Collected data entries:
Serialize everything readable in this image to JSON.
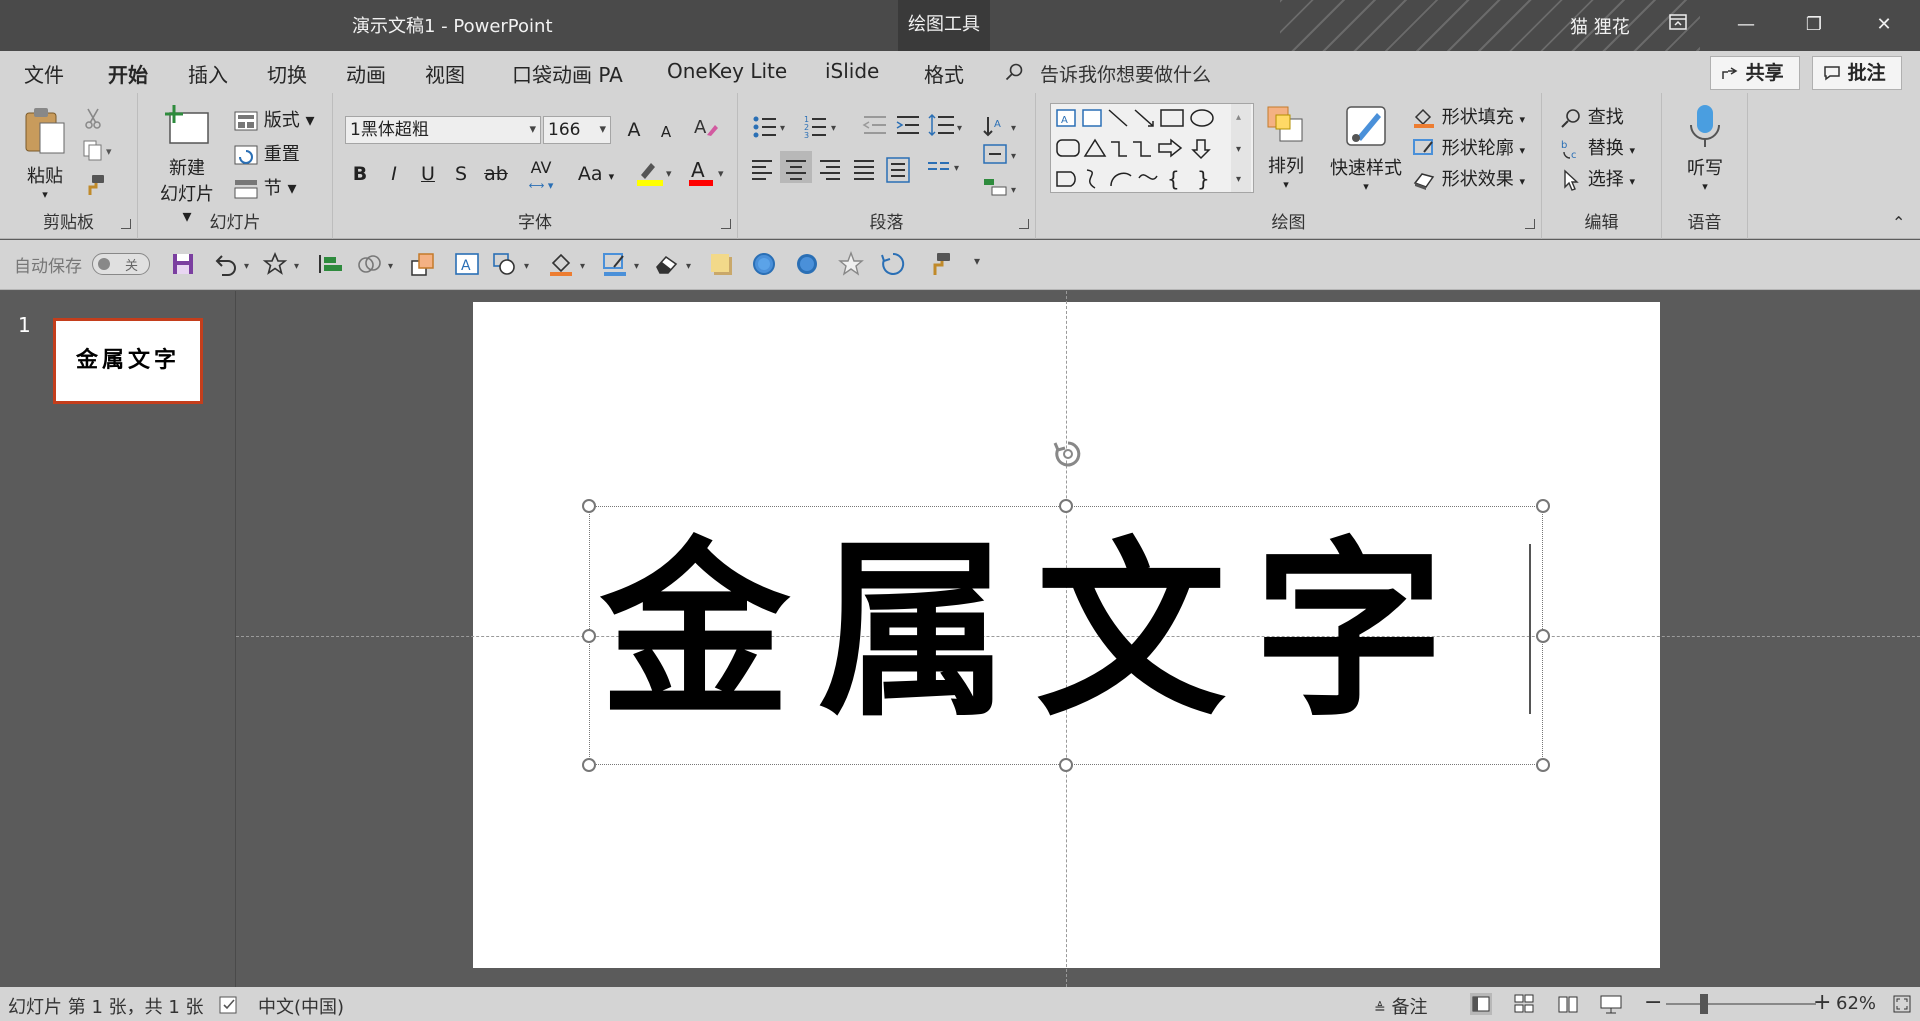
{
  "titlebar": {
    "document_title": "演示文稿1  -  PowerPoint",
    "context_tab": "绘图工具",
    "user_name": "猫 狸花",
    "ribbon_display_icon": "ribbon-display-icon",
    "minimize": "—",
    "restore": "❐",
    "close": "✕"
  },
  "menu": {
    "tabs": [
      "文件",
      "开始",
      "插入",
      "切换",
      "动画",
      "视图",
      "口袋动画 PA",
      "OneKey Lite",
      "iSlide",
      "格式"
    ],
    "active_tab": "开始",
    "tell_me": "告诉我你想要做什么",
    "share": "共享",
    "comment": "批注"
  },
  "ribbon": {
    "clipboard": {
      "label": "剪贴板",
      "paste": "粘贴"
    },
    "slides": {
      "label": "幻灯片",
      "new_slide_line1": "新建",
      "new_slide_line2": "幻灯片",
      "layout": "版式",
      "reset": "重置",
      "section": "节"
    },
    "font": {
      "label": "字体",
      "font_name": "1黑体超粗",
      "font_size": "166",
      "bold": "B",
      "italic": "I",
      "underline": "U",
      "shadow": "S",
      "strike": "ab",
      "spacing": "AV",
      "case": "Aa",
      "grow": "A",
      "shrink": "A"
    },
    "paragraph": {
      "label": "段落"
    },
    "drawing": {
      "label": "绘图",
      "arrange": "排列",
      "quick_styles": "快速样式",
      "shape_fill": "形状填充",
      "shape_outline": "形状轮廓",
      "shape_effects": "形状效果"
    },
    "editing": {
      "label": "编辑",
      "find": "查找",
      "replace": "替换",
      "select": "选择"
    },
    "voice": {
      "label": "语音",
      "dictate": "听写"
    }
  },
  "qat": {
    "autosave": "自动保存",
    "toggle_state": "关"
  },
  "slides_pane": {
    "number": "1",
    "thumb_text": "金属文字"
  },
  "slide": {
    "text": "金属文字"
  },
  "status": {
    "slide_info": "幻灯片 第 1 张，共 1 张",
    "language": "中文(中国)",
    "notes": "备注",
    "zoom_minus": "−",
    "zoom_plus": "+",
    "zoom": "62%"
  },
  "colors": {
    "accent": "#c43e1c",
    "titlebar": "#4a4a4a",
    "ribbon": "#d4d4d4",
    "highlight": "#ffff00",
    "font_color": "#ff0000"
  }
}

Task details: Omit any images, then output the listing exactly.

Response:
Serialize everything readable in this image to JSON.
{
  "titlebar": {
    "document_title": "演示文稿1  -  PowerPoint",
    "context_tab": "绘图工具",
    "user_name": "猫 狸花",
    "ribbon_display_icon": "ribbon-display-icon",
    "minimize": "—",
    "restore": "❐",
    "close": "✕"
  },
  "menu": {
    "tabs": [
      "文件",
      "开始",
      "插入",
      "切换",
      "动画",
      "视图",
      "口袋动画 PA",
      "OneKey Lite",
      "iSlide",
      "格式"
    ],
    "active_tab": "开始",
    "tell_me": "告诉我你想要做什么",
    "share": "共享",
    "comment": "批注"
  },
  "ribbon": {
    "clipboard": {
      "label": "剪贴板",
      "paste": "粘贴"
    },
    "slides": {
      "label": "幻灯片",
      "new_slide_line1": "新建",
      "new_slide_line2": "幻灯片",
      "layout": "版式",
      "reset": "重置",
      "section": "节"
    },
    "font": {
      "label": "字体",
      "font_name": "1黑体超粗",
      "font_size": "166",
      "bold": "B",
      "italic": "I",
      "underline": "U",
      "shadow": "S",
      "strike": "ab",
      "spacing": "AV",
      "case": "Aa",
      "grow": "A",
      "shrink": "A"
    },
    "paragraph": {
      "label": "段落"
    },
    "drawing": {
      "label": "绘图",
      "arrange": "排列",
      "quick_styles": "快速样式",
      "shape_fill": "形状填充",
      "shape_outline": "形状轮廓",
      "shape_effects": "形状效果"
    },
    "editing": {
      "label": "编辑",
      "find": "查找",
      "replace": "替换",
      "select": "选择"
    },
    "voice": {
      "label": "语音",
      "dictate": "听写"
    }
  },
  "qat": {
    "autosave": "自动保存",
    "toggle_state": "关"
  },
  "slides_pane": {
    "number": "1",
    "thumb_text": "金属文字"
  },
  "slide": {
    "text": "金属文字"
  },
  "status": {
    "slide_info": "幻灯片 第 1 张，共 1 张",
    "language": "中文(中国)",
    "notes": "备注",
    "zoom_minus": "−",
    "zoom_plus": "+",
    "zoom": "62%"
  },
  "colors": {
    "accent": "#c43e1c",
    "titlebar": "#4a4a4a",
    "ribbon": "#d4d4d4",
    "highlight": "#ffff00",
    "font_color": "#ff0000"
  }
}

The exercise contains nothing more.